◆ **Instruction**
Transcribe the whole listing below without changing a word, but leave out every image.

╔══

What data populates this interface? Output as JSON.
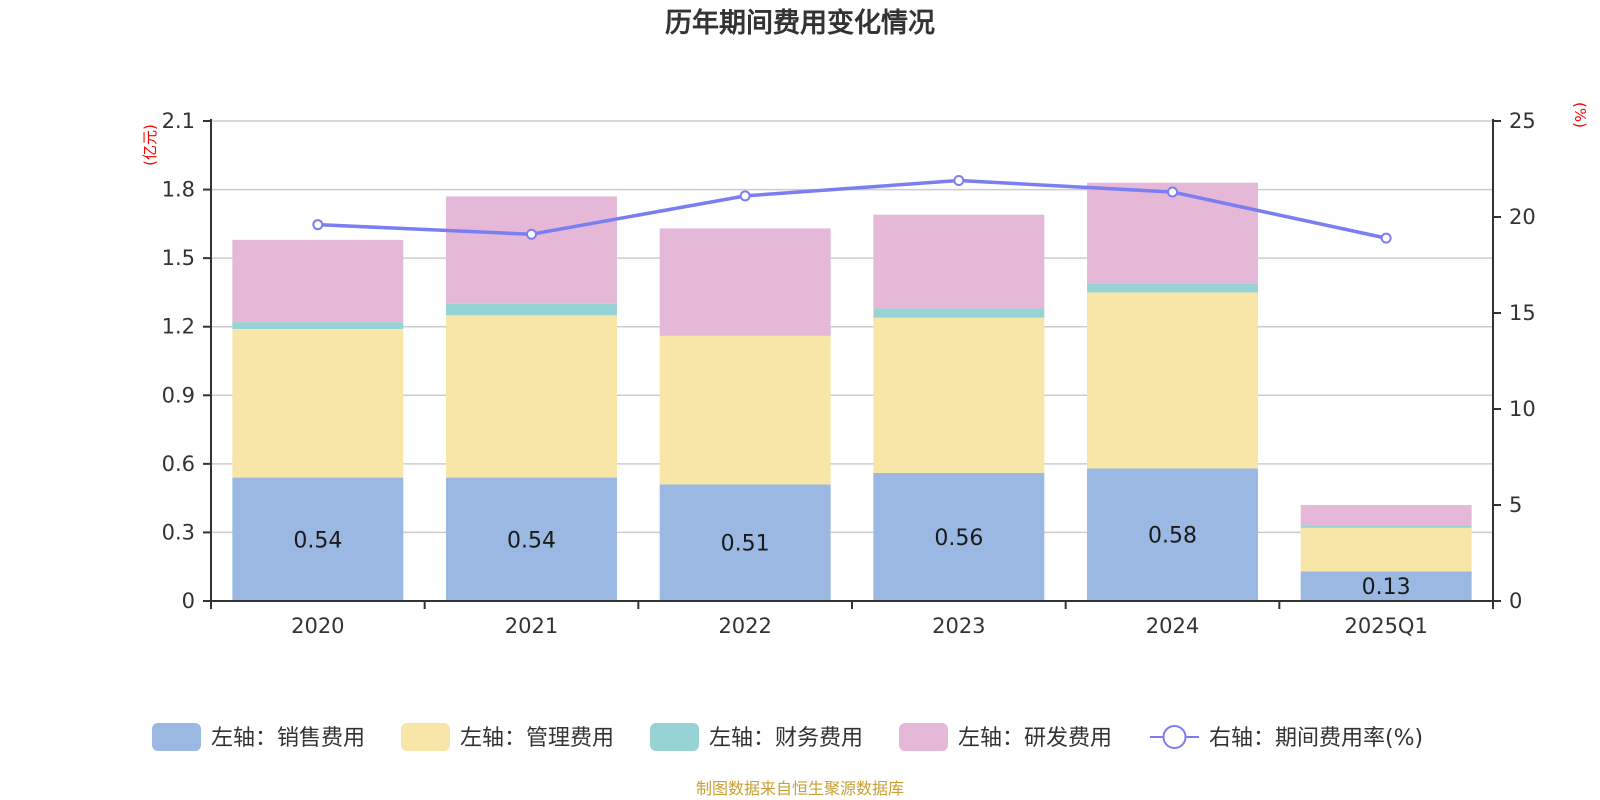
{
  "chart_data": {
    "type": "bar",
    "stacked": true,
    "title": "历年期间费用变化情况",
    "categories": [
      "2020",
      "2021",
      "2022",
      "2023",
      "2024",
      "2025Q1"
    ],
    "left_axis": {
      "unit_label": "(亿元)",
      "ylim": [
        0,
        2.1
      ],
      "ticks": [
        0,
        0.3,
        0.6,
        0.9,
        1.2,
        1.5,
        1.8,
        2.1
      ],
      "tick_labels": [
        "0",
        "0.3",
        "0.6",
        "0.9",
        "1.2",
        "1.5",
        "1.8",
        "2.1"
      ]
    },
    "right_axis": {
      "unit_label": "(%)",
      "ylim": [
        0,
        25
      ],
      "ticks": [
        0,
        5,
        10,
        15,
        20,
        25
      ],
      "tick_labels": [
        "0",
        "5",
        "10",
        "15",
        "20",
        "25"
      ]
    },
    "grid": true,
    "series": [
      {
        "name": "左轴：销售费用",
        "type": "bar",
        "axis": "left",
        "color": "#9ab8e1",
        "values": [
          0.54,
          0.54,
          0.51,
          0.56,
          0.58,
          0.13
        ],
        "data_labels": [
          "0.54",
          "0.54",
          "0.51",
          "0.56",
          "0.58",
          "0.13"
        ]
      },
      {
        "name": "左轴：管理费用",
        "type": "bar",
        "axis": "left",
        "color": "#f8e6a8",
        "values": [
          0.65,
          0.71,
          0.65,
          0.68,
          0.77,
          0.19
        ]
      },
      {
        "name": "左轴：财务费用",
        "type": "bar",
        "axis": "left",
        "color": "#97d3d4",
        "values": [
          0.03,
          0.05,
          0.0,
          0.04,
          0.04,
          0.01
        ]
      },
      {
        "name": "左轴：研发费用",
        "type": "bar",
        "axis": "left",
        "color": "#e6b8d8",
        "values": [
          0.36,
          0.47,
          0.47,
          0.41,
          0.44,
          0.09
        ]
      },
      {
        "name": "右轴：期间费用率(%)",
        "type": "line",
        "axis": "right",
        "color": "#7b7ef0",
        "values": [
          19.6,
          19.1,
          21.1,
          21.9,
          21.3,
          18.9
        ]
      }
    ],
    "legend_position": "bottom"
  },
  "source_note": "制图数据来自恒生聚源数据库"
}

╚══

◆ **Solution**
What data populates this interface? Output as JSON.
{
  "chart_data": {
    "type": "bar",
    "stacked": true,
    "title": "历年期间费用变化情况",
    "categories": [
      "2020",
      "2021",
      "2022",
      "2023",
      "2024",
      "2025Q1"
    ],
    "left_axis": {
      "unit_label": "(亿元)",
      "ylim": [
        0,
        2.1
      ],
      "ticks": [
        0,
        0.3,
        0.6,
        0.9,
        1.2,
        1.5,
        1.8,
        2.1
      ],
      "tick_labels": [
        "0",
        "0.3",
        "0.6",
        "0.9",
        "1.2",
        "1.5",
        "1.8",
        "2.1"
      ]
    },
    "right_axis": {
      "unit_label": "(%)",
      "ylim": [
        0,
        25
      ],
      "ticks": [
        0,
        5,
        10,
        15,
        20,
        25
      ],
      "tick_labels": [
        "0",
        "5",
        "10",
        "15",
        "20",
        "25"
      ]
    },
    "grid": true,
    "series": [
      {
        "name": "左轴：销售费用",
        "type": "bar",
        "axis": "left",
        "color": "#9ab8e1",
        "values": [
          0.54,
          0.54,
          0.51,
          0.56,
          0.58,
          0.13
        ],
        "data_labels": [
          "0.54",
          "0.54",
          "0.51",
          "0.56",
          "0.58",
          "0.13"
        ]
      },
      {
        "name": "左轴：管理费用",
        "type": "bar",
        "axis": "left",
        "color": "#f8e6a8",
        "values": [
          0.65,
          0.71,
          0.65,
          0.68,
          0.77,
          0.19
        ]
      },
      {
        "name": "左轴：财务费用",
        "type": "bar",
        "axis": "left",
        "color": "#97d3d4",
        "values": [
          0.03,
          0.05,
          0.0,
          0.04,
          0.04,
          0.01
        ]
      },
      {
        "name": "左轴：研发费用",
        "type": "bar",
        "axis": "left",
        "color": "#e6b8d8",
        "values": [
          0.36,
          0.47,
          0.47,
          0.41,
          0.44,
          0.09
        ]
      },
      {
        "name": "右轴：期间费用率(%)",
        "type": "line",
        "axis": "right",
        "color": "#7b7ef0",
        "values": [
          19.6,
          19.1,
          21.1,
          21.9,
          21.3,
          18.9
        ]
      }
    ],
    "legend_position": "bottom"
  },
  "source_note": "制图数据来自恒生聚源数据库"
}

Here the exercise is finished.